# [Supplied information]
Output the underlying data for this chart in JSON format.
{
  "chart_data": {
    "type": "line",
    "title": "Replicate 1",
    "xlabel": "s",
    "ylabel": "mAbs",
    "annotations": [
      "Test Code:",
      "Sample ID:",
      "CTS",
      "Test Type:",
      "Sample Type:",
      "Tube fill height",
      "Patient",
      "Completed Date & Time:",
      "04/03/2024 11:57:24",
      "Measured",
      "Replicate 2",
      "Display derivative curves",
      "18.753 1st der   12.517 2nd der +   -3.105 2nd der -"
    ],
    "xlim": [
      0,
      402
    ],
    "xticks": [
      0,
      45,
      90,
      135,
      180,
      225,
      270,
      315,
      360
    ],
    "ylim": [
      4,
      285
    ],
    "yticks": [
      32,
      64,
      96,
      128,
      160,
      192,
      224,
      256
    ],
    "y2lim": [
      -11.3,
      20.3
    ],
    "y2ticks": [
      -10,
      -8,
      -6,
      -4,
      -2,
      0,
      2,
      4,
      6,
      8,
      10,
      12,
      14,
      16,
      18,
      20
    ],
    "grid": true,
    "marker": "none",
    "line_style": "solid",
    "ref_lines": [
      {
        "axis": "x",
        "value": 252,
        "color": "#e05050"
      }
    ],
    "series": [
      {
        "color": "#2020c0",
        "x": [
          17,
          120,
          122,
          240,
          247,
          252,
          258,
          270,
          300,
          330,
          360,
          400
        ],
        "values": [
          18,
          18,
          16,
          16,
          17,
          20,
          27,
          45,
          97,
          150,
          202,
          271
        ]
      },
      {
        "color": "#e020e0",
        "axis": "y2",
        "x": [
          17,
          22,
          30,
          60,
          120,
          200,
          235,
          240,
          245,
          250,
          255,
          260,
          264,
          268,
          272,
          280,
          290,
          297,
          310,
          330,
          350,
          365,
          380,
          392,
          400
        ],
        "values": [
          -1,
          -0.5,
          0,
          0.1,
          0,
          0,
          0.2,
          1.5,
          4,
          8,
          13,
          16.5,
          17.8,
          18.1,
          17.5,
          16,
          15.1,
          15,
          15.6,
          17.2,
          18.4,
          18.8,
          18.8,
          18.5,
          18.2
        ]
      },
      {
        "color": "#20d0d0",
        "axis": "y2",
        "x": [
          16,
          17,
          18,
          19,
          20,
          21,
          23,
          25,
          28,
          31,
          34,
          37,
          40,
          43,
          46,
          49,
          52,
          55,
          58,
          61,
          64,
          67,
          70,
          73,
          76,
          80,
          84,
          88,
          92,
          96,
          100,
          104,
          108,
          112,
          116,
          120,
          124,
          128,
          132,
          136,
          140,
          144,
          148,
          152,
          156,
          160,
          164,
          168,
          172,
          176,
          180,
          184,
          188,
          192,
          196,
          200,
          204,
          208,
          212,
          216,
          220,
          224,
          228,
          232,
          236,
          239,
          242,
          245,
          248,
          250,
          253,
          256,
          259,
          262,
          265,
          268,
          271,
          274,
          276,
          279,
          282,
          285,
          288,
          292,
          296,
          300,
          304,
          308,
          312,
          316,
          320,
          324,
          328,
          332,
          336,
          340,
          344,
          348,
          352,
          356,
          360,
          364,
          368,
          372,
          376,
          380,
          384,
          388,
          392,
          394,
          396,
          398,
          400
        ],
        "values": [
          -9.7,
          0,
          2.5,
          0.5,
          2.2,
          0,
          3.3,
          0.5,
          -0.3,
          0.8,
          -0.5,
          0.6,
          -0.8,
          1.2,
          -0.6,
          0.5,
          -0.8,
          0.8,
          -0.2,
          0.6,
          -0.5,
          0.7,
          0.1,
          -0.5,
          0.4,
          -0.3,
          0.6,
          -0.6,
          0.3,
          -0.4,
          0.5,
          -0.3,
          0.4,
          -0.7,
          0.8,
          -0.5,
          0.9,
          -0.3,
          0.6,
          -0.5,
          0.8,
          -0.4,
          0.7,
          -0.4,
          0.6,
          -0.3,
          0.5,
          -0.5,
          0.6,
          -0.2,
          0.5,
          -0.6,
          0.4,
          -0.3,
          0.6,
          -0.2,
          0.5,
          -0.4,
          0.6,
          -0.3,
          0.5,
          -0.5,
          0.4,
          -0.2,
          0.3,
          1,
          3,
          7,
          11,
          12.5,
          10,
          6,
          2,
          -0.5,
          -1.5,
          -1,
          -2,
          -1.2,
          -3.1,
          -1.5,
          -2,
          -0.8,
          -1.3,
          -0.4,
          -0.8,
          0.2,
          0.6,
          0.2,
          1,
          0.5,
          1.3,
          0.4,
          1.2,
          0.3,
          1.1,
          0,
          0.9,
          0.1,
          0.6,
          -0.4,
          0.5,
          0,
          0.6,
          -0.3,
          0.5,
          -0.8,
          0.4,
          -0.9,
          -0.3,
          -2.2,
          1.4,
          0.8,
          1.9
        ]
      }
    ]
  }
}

# [The exercise]
Pull out all lines from the entries above in which the word "color" appears.

# [Reply to the exercise]
        "color": "#e05050"
        "color": "#2020c0",
        "color": "#e020e0",
        "color": "#20d0d0",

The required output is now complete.